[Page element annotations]
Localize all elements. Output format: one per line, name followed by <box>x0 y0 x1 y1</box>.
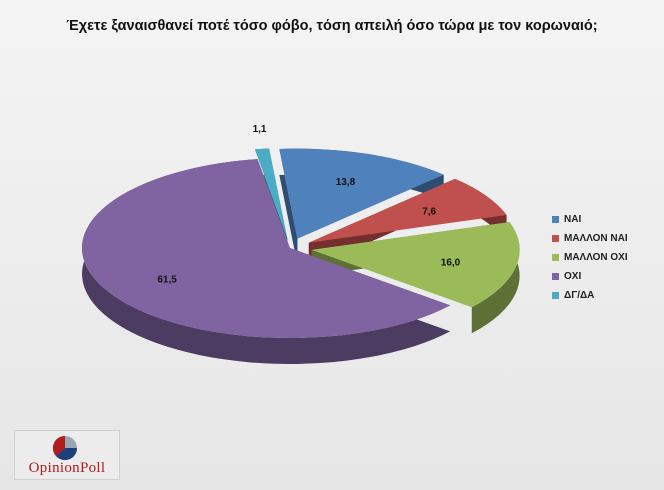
legend-item-μαλλον-ναι: ΜΑΛΛΟΝ ΝΑΙ <box>552 229 628 248</box>
logo-text: OpinionPoll <box>28 460 106 476</box>
legend-swatch <box>552 235 559 242</box>
legend-item-οχι: ΟΧΙ <box>552 267 628 286</box>
chart-title: Έχετε ξαναισθανεί ποτέ τόσο φόβο, τόση α… <box>66 18 598 34</box>
data-label-δγ-δα: 1,1 <box>253 124 267 135</box>
pie-slice-side-οχι <box>82 159 451 364</box>
legend-item-δγ-δα: ΔΓ/ΔΑ <box>552 286 628 305</box>
legend-label: ΟΧΙ <box>564 271 582 282</box>
data-label-μαλλον-οχι: 16,0 <box>441 257 461 268</box>
logo-mark-icon <box>52 435 78 461</box>
opinionpoll-logo: OpinionPoll <box>14 430 120 480</box>
legend-item-ναι: ΝΑΙ <box>552 210 628 229</box>
legend-item-μαλλον-οχι: ΜΑΛΛΟΝ ΟΧΙ <box>552 248 628 267</box>
pie-slice-δγ-δα <box>254 148 288 239</box>
legend-swatch <box>552 292 559 299</box>
data-label-ναι: 13,8 <box>336 177 356 188</box>
pie-slice-μαλλον-ναι <box>308 178 507 243</box>
legend-label: ΜΑΛΛΟΝ ΝΑΙ <box>564 233 628 244</box>
legend-swatch <box>552 254 559 261</box>
pie-slice-οχι <box>82 159 451 338</box>
legend-swatch <box>552 273 559 280</box>
legend-label: ΜΑΛΛΟΝ ΟΧΙ <box>564 252 628 263</box>
data-label-μαλλον-ναι: 7,6 <box>422 207 436 218</box>
legend-label: ΔΓ/ΔΑ <box>564 290 595 301</box>
pie-slice-ναι <box>279 148 444 239</box>
legend-swatch <box>552 216 559 223</box>
legend-label: ΝΑΙ <box>564 214 582 225</box>
pie-slice-μαλλον-οχι <box>311 222 520 308</box>
legend: ΝΑΙ ΜΑΛΛΟΝ ΝΑΙ ΜΑΛΛΟΝ ΟΧΙ ΟΧΙ ΔΓ/ΔΑ <box>552 210 628 305</box>
data-label-οχι: 61,5 <box>157 274 177 285</box>
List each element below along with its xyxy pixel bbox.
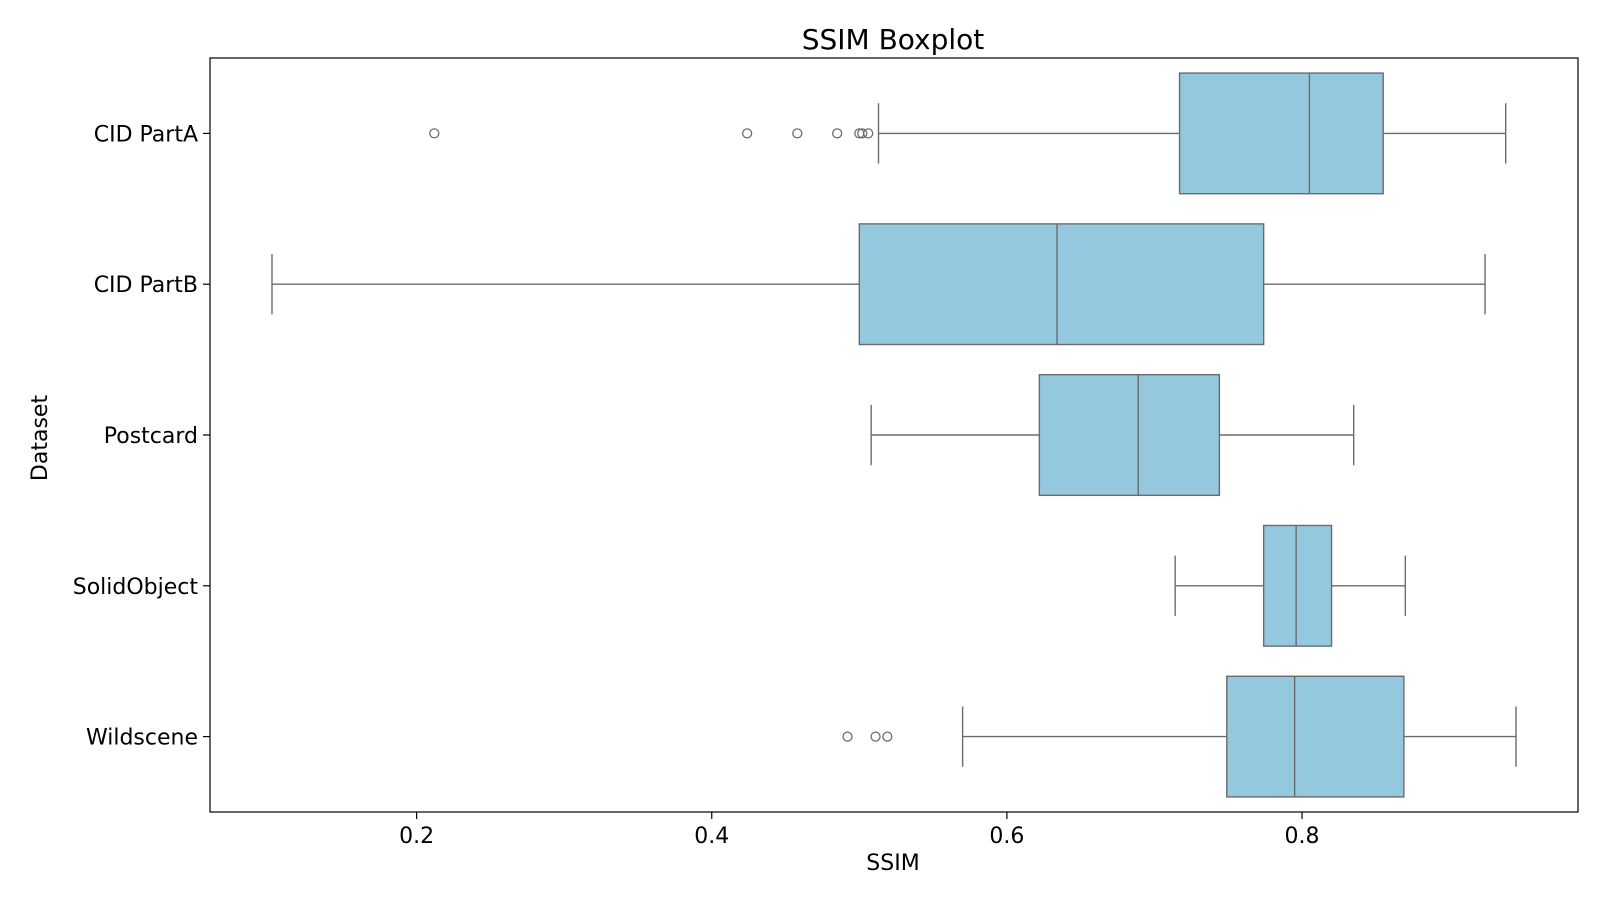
iqr-box (1262, 524, 1333, 647)
y-tick-label: Wildscene (86, 726, 198, 751)
x-tick-label: 0.6 (989, 824, 1024, 849)
outlier-point (742, 128, 753, 139)
box-group-wildscene (842, 675, 1517, 798)
outlier-point (832, 128, 843, 139)
iqr-box (858, 223, 1265, 346)
box-group-solidobject (1174, 524, 1407, 647)
plot-area (271, 72, 1517, 798)
y-tick-label: CID PartA (94, 122, 198, 147)
box-group-postcard (870, 373, 1355, 497)
box-group-cid-partb (271, 223, 1486, 346)
x-tick-label: 0.8 (1285, 824, 1320, 849)
box-group-cid-parta (429, 72, 1507, 195)
outlier-point (792, 128, 803, 139)
outlier-point (870, 731, 881, 742)
outlier-point (429, 128, 440, 139)
outlier-point (842, 731, 853, 742)
outlier-point (857, 128, 868, 139)
y-tick-label: SolidObject (73, 575, 199, 600)
x-tick-label: 0.2 (399, 824, 434, 849)
iqr-box (1178, 72, 1384, 195)
y-tick-label: CID PartB (94, 273, 198, 298)
iqr-box (1038, 373, 1221, 497)
x-tick-label: 0.4 (694, 824, 729, 849)
chart-title: SSIM Boxplot (802, 23, 985, 56)
outlier-point (863, 128, 874, 139)
iqr-box (1226, 675, 1405, 798)
y-axis-label: Dataset (28, 395, 53, 482)
x-axis-label: SSIM (866, 851, 919, 876)
y-tick-label: Postcard (104, 424, 198, 449)
outlier-point (882, 731, 893, 742)
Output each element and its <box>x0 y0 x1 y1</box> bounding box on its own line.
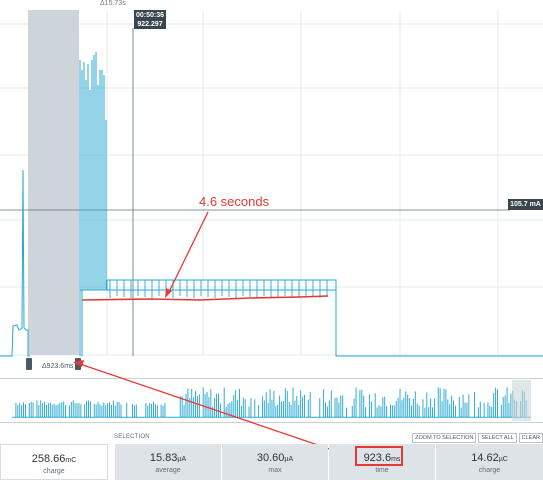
time-card: 923.6ms time <box>329 444 435 480</box>
average-label: average <box>155 467 181 474</box>
charge-card: 258.66mC charge <box>0 444 108 480</box>
annotation-text: 4.6 seconds <box>199 194 270 209</box>
annotation-arrow <box>167 211 209 295</box>
average-unit: µA <box>177 456 187 463</box>
pulse-marks <box>109 280 328 298</box>
selection-charge-card: 14.62µC charge <box>436 444 543 480</box>
selection-region <box>28 10 79 355</box>
time-value: 923.6 <box>363 452 392 464</box>
time-label: time <box>375 467 389 474</box>
current-plot[interactable] <box>0 0 543 378</box>
selection-heading: SELECTION <box>114 434 150 440</box>
max-value: 30.60 <box>256 452 285 464</box>
clear-button[interactable]: CLEAR <box>518 433 543 443</box>
zoom-to-selection-button[interactable]: ZOOM TO SELECTION <box>412 433 477 443</box>
selection-handle-right[interactable] <box>75 358 81 370</box>
current-trace <box>0 52 543 357</box>
select-all-button[interactable]: SELECT ALL <box>478 433 517 443</box>
annotation-arrowhead <box>165 288 172 298</box>
time-unit: ms <box>391 456 401 463</box>
cursor-value: 922.297 <box>137 21 163 28</box>
selection-handle-left[interactable] <box>26 358 32 370</box>
selection-delta: Δ923.6ms <box>42 363 74 370</box>
charge-unit: mC <box>65 457 77 464</box>
selection-charge-label: charge <box>478 467 501 474</box>
cursor-time-label: 00:50:36 922.297 <box>134 10 166 29</box>
grid <box>0 10 543 356</box>
charge-label: charge <box>43 468 65 475</box>
selection-toolbar: ZOOM TO SELECTION SELECT ALL CLEAR <box>412 433 543 443</box>
max-unit: µA <box>284 456 294 463</box>
cursor-time: 00:50:36 <box>135 12 165 19</box>
max-label: max <box>268 467 282 474</box>
time-highlight-box <box>355 446 403 466</box>
average-card: 15.83µA average <box>115 444 221 480</box>
minimap[interactable] <box>0 378 543 423</box>
annotation-underline <box>81 295 329 301</box>
max-card: 30.60µA max <box>222 444 328 480</box>
minimap-bars <box>15 387 527 418</box>
top-delta: Δ15.73s <box>100 0 126 7</box>
minimap-viewport <box>511 379 531 422</box>
y-readout: 105.7 mA <box>508 199 543 210</box>
charge-value: 258.66 <box>31 453 66 465</box>
selection-charge-value: 14.62 <box>471 452 499 464</box>
average-value: 15.83 <box>149 452 178 464</box>
selection-charge-unit: µC <box>498 456 508 463</box>
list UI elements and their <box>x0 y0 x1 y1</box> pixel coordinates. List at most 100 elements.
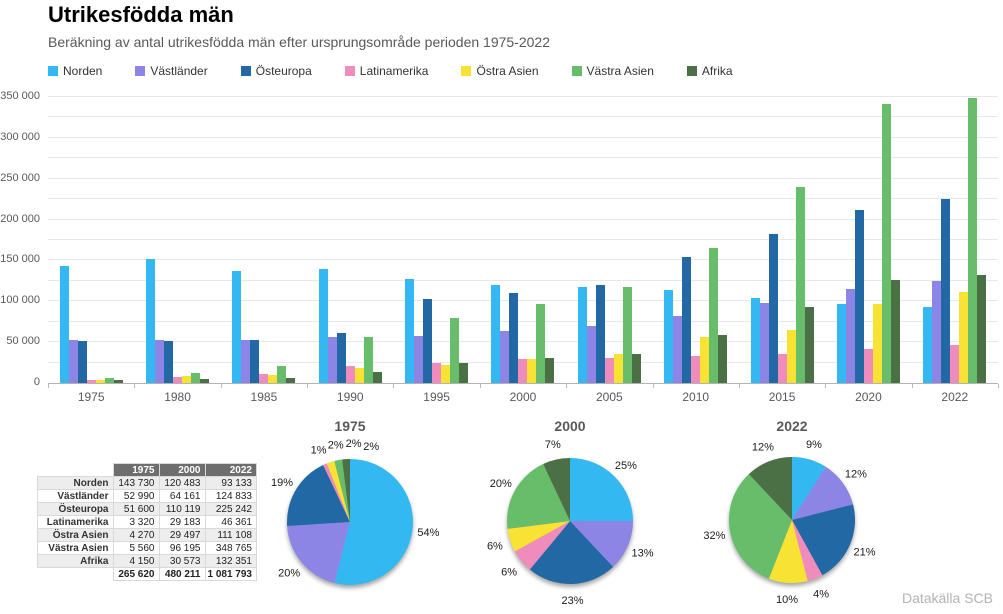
legend-item-vastlander: Västländer <box>135 64 208 78</box>
bar-norden-2000 <box>491 285 501 383</box>
bar-latinamerika-1980 <box>173 377 183 383</box>
y-axis-label: 300 000 <box>0 130 40 143</box>
bar-group-1975 <box>48 97 134 383</box>
x-axis-label-1985: 1985 <box>250 390 278 404</box>
bar-afrika-1980 <box>200 379 210 383</box>
bar-vastlander-2015 <box>759 303 769 383</box>
x-axis-label-2015: 2015 <box>768 390 796 404</box>
pie-2000-slice-ostra-asien <box>507 521 570 552</box>
pie-chart-2022: 9% 12% 21% 4% 10% 32% 12% <box>703 439 875 606</box>
bar-latinamerika-1995 <box>432 363 442 383</box>
bar-vastra-asien-1995 <box>450 318 460 383</box>
pie-2022-slice-vastlander <box>792 466 854 520</box>
legend-item-label: Afrika <box>701 64 733 78</box>
x-axis-label-1980: 1980 <box>164 390 191 404</box>
bar-group-2015 <box>739 97 825 383</box>
table-cell: 4 150 <box>112 554 160 568</box>
bar-norden-1995 <box>405 279 415 383</box>
bar-osteuropa-2020 <box>854 210 864 383</box>
bar-ostra-asien-1995 <box>441 365 451 383</box>
bar-osteuropa-2000 <box>509 293 519 383</box>
pie-2022-percent-label-afrika: 12% <box>752 442 774 454</box>
x-axis-tick <box>652 384 654 388</box>
bar-afrika-2000 <box>545 358 555 383</box>
bar-norden-2010 <box>664 290 674 383</box>
table-row-label: Norden <box>37 476 114 490</box>
bar-osteuropa-1995 <box>423 299 433 383</box>
bar-norden-1985 <box>232 271 242 383</box>
page-title: Utrikesfödda män <box>48 2 234 27</box>
bar-vastlander-1985 <box>241 340 251 383</box>
bar-group-2005 <box>566 97 652 383</box>
pie-1975-slice-vastra-asien <box>334 459 350 522</box>
bar-vastra-asien-2010 <box>709 248 719 383</box>
legend-item-latinamerika: Latinamerika <box>344 64 428 78</box>
x-axis-tick <box>825 384 827 388</box>
pie-2000-percent-label-vastlander: 13% <box>631 547 653 559</box>
gridline <box>48 177 998 179</box>
pie-2022-percent-label-latinamerika: 4% <box>813 589 829 601</box>
pie-2000-slice-afrika <box>543 458 570 521</box>
table-row-label: Östeuropa <box>37 502 114 516</box>
bar-osteuropa-1975 <box>77 341 87 383</box>
pie-2000-slice-vastlander <box>570 521 633 567</box>
legend-item-label: Östeuropa <box>255 64 312 78</box>
x-axis-label-1975: 1975 <box>77 390 105 404</box>
data-source-label: Datakälla SCB <box>901 590 993 606</box>
bar-vastra-asien-2000 <box>536 304 546 383</box>
pie-1975-percent-label-afrika: 2% <box>363 441 379 453</box>
y-axis-label: 150 000 <box>0 253 40 266</box>
pie-slices <box>286 459 414 585</box>
bar-vastra-asien-2015 <box>795 187 805 383</box>
bar-osteuropa-2010 <box>682 257 692 383</box>
legend-swatch-icon <box>461 66 472 76</box>
bar-ostra-asien-2020 <box>872 304 882 383</box>
bar-afrika-1975 <box>113 380 123 383</box>
bar-osteuropa-1985 <box>250 340 260 383</box>
gridline <box>48 136 998 138</box>
table-header-1975: 1975 <box>112 463 160 477</box>
pie-2022-percent-label-vastlander: 12% <box>845 469 867 481</box>
table-header-2022: 2022 <box>204 463 257 477</box>
pie-slices <box>507 458 633 585</box>
table-cell: 120 483 <box>158 476 206 490</box>
bar-chart-x-axis: 1975 1980 1985 1990 1995 2000 2005 2010 2015 2020… <box>48 390 998 404</box>
bar-osteuropa-2022 <box>941 199 951 383</box>
bar-vastra-asien-1980 <box>191 373 201 383</box>
x-axis-label-2022: 2022 <box>941 390 969 404</box>
bar-ostra-asien-2010 <box>700 337 710 383</box>
x-axis-tick <box>307 384 309 388</box>
bar-ostra-asien-1980 <box>182 376 192 383</box>
table-header-2000: 2000 <box>158 463 206 477</box>
pie-2022-percent-label-ostra-asien: 10% <box>776 594 798 606</box>
y-axis-label: 200 000 <box>0 212 40 225</box>
bar-vastra-asien-2005 <box>622 287 632 383</box>
chart-legend: Norden Västländer Östeuropa Latinamerika Öst… <box>48 64 733 78</box>
table-cell: 5 560 <box>112 541 160 555</box>
bar-vastlander-2000 <box>500 331 510 383</box>
bar-latinamerika-1990 <box>345 366 355 383</box>
bar-norden-1990 <box>318 269 328 383</box>
bar-group-2000 <box>480 97 566 383</box>
pie-1975-slice-afrika <box>342 459 350 522</box>
y-axis-label: 0 <box>33 376 40 388</box>
pie-1975-slice-vastlander <box>287 522 350 584</box>
bar-ostra-asien-2005 <box>613 354 623 383</box>
bar-afrika-2020 <box>890 280 900 383</box>
bar-afrika-1995 <box>459 363 469 383</box>
bar-latinamerika-2015 <box>777 354 787 383</box>
table-cell: 51 600 <box>112 502 160 516</box>
pie-1975-percent-label-osteuropa: 19% <box>271 477 293 489</box>
pie-2000-slice-vastra-asien <box>507 464 570 529</box>
bar-latinamerika-2000 <box>518 359 528 383</box>
bar-norden-2020 <box>836 304 846 383</box>
bar-group-1995 <box>393 97 479 383</box>
table-cell: 4 270 <box>112 528 160 542</box>
y-axis-label: 100 000 <box>0 294 40 307</box>
pie-2022-percent-label-osteuropa: 21% <box>853 546 875 558</box>
legend-item-vastra-asien: Västra Asien <box>571 64 654 78</box>
pie-chart-2000: 25% 13% 23% 6% 6% 20% 7% <box>487 439 654 607</box>
bar-vastra-asien-1990 <box>363 337 373 383</box>
gridline <box>48 198 998 200</box>
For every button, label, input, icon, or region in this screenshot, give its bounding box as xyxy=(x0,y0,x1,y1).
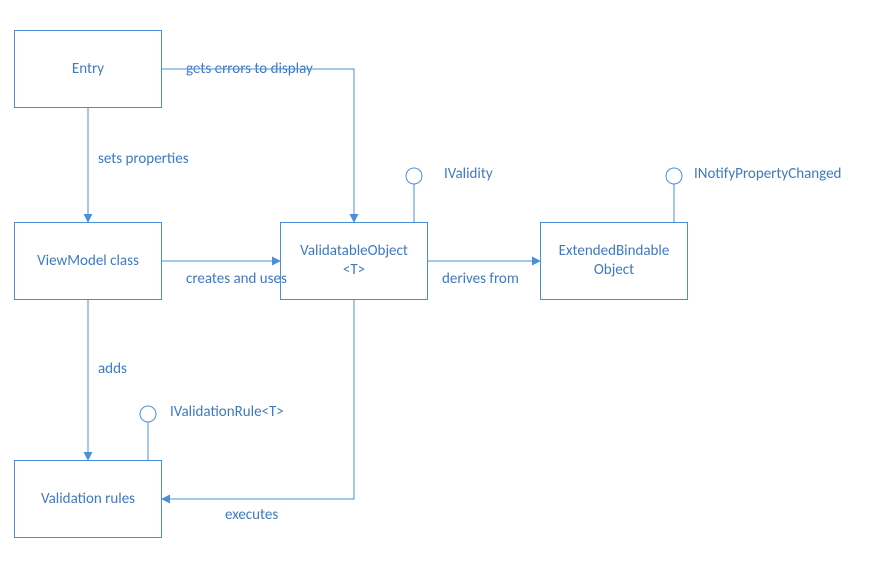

Problem details = Format the records from the line with "legend-item-μαλλον-ναι: ΜΑΛΛΟΝ ΝΑΙ" to the line with "pie-slice-ναι <box>279 148 444 239</box>" as a numbered list, leaving out any blank lines.

Solution =
1. legend-item-μαλλον-ναι: ΜΑΛΛΟΝ ΝΑΙ <box>552 229 628 248</box>
2. logo-text: OpinionPoll <box>28 460 106 476</box>
3. legend-swatch <box>552 235 559 242</box>
4. legend-item-οχι: ΟΧΙ <box>552 267 628 286</box>
5. chart-title: Έχετε ξαναισθανεί ποτέ τόσο φόβο, τόση α… <box>66 18 598 34</box>
6. data-label-δγ-δα: 1,1 <box>253 124 267 135</box>
7. pie-slice-side-οχι <box>82 159 451 364</box>
8. legend-item-δγ-δα: ΔΓ/ΔΑ <box>552 286 628 305</box>
9. legend-label: ΟΧΙ <box>564 271 582 282</box>
10. data-label-μαλλον-οχι: 16,0 <box>441 257 461 268</box>
11. logo-mark-icon <box>52 435 78 461</box>
12. opinionpoll-logo: OpinionPoll <box>14 430 120 480</box>
13. legend-item-ναι: ΝΑΙ <box>552 210 628 229</box>
14. legend-item-μαλλον-οχι: ΜΑΛΛΟΝ ΟΧΙ <box>552 248 628 267</box>
15. pie-slice-δγ-δα <box>254 148 288 239</box>
16. legend-swatch <box>552 292 559 299</box>
17. data-label-ναι: 13,8 <box>336 177 356 188</box>
18. pie-slice-μαλλον-ναι <box>308 178 507 243</box>
19. legend-label: ΜΑΛΛΟΝ ΝΑΙ <box>564 233 628 244</box>
20. legend-swatch <box>552 254 559 261</box>
21. pie-slice-οχι <box>82 159 451 338</box>
22. legend-swatch <box>552 273 559 280</box>
23. legend-label: ΜΑΛΛΟΝ ΟΧΙ <box>564 252 628 263</box>
24. data-label-μαλλον-ναι: 7,6 <box>422 207 436 218</box>
25. legend-label: ΔΓ/ΔΑ <box>564 290 595 301</box>
26. pie-slice-ναι <box>279 148 444 239</box>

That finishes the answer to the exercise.